→ EXERCISE TASK: Scan the data below for the string "color". Copy every line where it appears.

→ RECORDS SUPPLIED:
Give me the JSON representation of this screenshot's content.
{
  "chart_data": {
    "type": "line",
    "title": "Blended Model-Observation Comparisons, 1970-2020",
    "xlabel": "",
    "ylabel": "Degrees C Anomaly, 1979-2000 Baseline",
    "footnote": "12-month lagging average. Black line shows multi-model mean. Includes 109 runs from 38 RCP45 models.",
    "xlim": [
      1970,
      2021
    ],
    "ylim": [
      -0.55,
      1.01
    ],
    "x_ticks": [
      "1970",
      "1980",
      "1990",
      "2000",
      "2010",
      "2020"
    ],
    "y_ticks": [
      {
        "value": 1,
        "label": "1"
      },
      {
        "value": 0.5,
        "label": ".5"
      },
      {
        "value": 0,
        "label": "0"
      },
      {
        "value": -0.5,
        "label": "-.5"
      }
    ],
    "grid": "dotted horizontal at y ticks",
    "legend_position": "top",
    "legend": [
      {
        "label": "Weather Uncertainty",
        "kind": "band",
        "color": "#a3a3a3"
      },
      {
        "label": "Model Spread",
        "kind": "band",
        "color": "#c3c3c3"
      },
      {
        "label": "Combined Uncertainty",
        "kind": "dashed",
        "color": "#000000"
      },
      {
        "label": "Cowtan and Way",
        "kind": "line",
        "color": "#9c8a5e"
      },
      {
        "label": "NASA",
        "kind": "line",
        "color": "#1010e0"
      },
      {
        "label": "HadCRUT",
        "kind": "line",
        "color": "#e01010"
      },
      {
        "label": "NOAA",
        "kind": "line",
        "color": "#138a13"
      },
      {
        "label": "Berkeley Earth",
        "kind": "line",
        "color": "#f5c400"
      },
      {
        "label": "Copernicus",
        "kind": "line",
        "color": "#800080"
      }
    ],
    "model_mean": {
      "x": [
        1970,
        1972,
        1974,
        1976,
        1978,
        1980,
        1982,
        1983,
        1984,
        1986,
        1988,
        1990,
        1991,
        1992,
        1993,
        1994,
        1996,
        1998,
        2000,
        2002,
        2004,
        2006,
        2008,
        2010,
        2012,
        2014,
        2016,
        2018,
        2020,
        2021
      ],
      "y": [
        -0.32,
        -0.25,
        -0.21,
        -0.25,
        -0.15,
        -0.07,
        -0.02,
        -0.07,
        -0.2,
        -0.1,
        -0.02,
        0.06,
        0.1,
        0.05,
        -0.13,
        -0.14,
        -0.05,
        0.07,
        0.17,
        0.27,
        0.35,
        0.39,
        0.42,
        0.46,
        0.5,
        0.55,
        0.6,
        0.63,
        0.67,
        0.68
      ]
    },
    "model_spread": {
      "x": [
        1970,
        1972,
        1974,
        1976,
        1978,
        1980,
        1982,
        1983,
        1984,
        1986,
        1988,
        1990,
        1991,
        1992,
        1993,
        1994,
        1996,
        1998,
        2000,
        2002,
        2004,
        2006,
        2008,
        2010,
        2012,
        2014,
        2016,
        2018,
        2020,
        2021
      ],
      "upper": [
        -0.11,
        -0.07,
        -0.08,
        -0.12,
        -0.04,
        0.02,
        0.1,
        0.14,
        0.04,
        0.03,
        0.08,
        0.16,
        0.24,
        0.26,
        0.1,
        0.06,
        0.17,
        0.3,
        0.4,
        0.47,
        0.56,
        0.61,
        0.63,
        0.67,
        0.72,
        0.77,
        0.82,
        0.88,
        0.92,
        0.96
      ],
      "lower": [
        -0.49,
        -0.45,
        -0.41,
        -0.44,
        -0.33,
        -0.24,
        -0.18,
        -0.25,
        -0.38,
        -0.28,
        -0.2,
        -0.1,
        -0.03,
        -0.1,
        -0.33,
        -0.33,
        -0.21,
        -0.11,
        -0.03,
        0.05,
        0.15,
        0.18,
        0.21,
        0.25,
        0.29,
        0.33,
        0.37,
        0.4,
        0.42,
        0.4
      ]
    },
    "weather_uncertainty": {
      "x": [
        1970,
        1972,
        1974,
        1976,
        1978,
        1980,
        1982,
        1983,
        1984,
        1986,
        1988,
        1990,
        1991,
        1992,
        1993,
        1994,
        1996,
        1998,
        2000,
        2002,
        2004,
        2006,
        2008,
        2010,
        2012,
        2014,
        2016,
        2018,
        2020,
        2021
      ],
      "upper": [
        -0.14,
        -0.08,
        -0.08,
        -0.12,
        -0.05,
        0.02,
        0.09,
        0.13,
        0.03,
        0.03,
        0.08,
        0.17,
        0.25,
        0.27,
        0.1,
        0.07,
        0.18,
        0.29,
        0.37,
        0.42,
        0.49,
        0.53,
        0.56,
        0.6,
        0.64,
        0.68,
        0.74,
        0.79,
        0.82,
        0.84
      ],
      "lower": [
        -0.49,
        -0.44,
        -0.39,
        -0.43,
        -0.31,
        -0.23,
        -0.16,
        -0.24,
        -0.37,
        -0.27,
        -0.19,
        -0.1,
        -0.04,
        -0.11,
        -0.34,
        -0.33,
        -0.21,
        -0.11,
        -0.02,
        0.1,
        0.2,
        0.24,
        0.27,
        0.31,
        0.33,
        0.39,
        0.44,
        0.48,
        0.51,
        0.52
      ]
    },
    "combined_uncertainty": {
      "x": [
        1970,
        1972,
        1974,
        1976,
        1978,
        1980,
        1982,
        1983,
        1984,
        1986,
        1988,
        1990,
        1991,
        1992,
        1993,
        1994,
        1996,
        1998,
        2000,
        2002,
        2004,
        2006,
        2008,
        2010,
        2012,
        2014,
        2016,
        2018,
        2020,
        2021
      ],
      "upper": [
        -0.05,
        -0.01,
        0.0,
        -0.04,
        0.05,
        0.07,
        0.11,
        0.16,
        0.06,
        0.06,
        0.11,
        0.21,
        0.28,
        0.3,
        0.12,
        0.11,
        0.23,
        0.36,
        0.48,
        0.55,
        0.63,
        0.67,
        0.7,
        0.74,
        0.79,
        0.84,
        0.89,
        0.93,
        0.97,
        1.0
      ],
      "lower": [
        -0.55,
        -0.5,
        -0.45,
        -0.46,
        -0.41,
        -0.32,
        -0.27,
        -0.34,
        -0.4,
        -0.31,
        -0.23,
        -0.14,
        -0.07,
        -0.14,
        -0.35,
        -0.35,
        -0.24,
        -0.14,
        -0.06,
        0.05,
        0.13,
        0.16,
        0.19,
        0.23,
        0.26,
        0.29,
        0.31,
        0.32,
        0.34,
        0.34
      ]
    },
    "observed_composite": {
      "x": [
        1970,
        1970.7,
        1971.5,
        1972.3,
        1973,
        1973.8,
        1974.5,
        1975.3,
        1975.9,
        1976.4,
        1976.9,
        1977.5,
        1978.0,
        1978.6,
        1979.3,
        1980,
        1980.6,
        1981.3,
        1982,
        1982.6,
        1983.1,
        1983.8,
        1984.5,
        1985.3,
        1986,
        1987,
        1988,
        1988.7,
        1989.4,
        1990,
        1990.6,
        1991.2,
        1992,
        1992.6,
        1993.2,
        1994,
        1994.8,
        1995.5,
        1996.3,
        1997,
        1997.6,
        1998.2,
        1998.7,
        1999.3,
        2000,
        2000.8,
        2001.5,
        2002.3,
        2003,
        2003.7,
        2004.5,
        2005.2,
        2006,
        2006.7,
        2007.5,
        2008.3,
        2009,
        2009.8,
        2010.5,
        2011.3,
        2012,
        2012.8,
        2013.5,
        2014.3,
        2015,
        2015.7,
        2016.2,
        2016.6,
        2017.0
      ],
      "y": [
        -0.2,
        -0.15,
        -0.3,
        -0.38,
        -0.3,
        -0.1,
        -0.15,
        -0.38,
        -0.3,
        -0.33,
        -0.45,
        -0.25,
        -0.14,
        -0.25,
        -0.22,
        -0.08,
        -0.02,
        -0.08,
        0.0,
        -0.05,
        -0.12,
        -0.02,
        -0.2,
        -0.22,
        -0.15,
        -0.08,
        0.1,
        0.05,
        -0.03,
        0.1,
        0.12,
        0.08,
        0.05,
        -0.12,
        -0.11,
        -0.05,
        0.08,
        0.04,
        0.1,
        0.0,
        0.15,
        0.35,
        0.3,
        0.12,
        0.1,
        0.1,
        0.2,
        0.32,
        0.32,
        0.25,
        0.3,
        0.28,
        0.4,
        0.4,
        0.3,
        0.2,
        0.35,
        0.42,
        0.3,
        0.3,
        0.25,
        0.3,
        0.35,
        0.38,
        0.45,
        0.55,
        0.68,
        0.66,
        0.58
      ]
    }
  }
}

→ RESPONSE TO THIS TASK:
        "color": "#a3a3a3"
        "color": "#c3c3c3"
        "color": "#000000"
        "color": "#9c8a5e"
        "color": "#1010e0"
        "color": "#e01010"
        "color": "#138a13"
        "color": "#f5c400"
        "color": "#800080"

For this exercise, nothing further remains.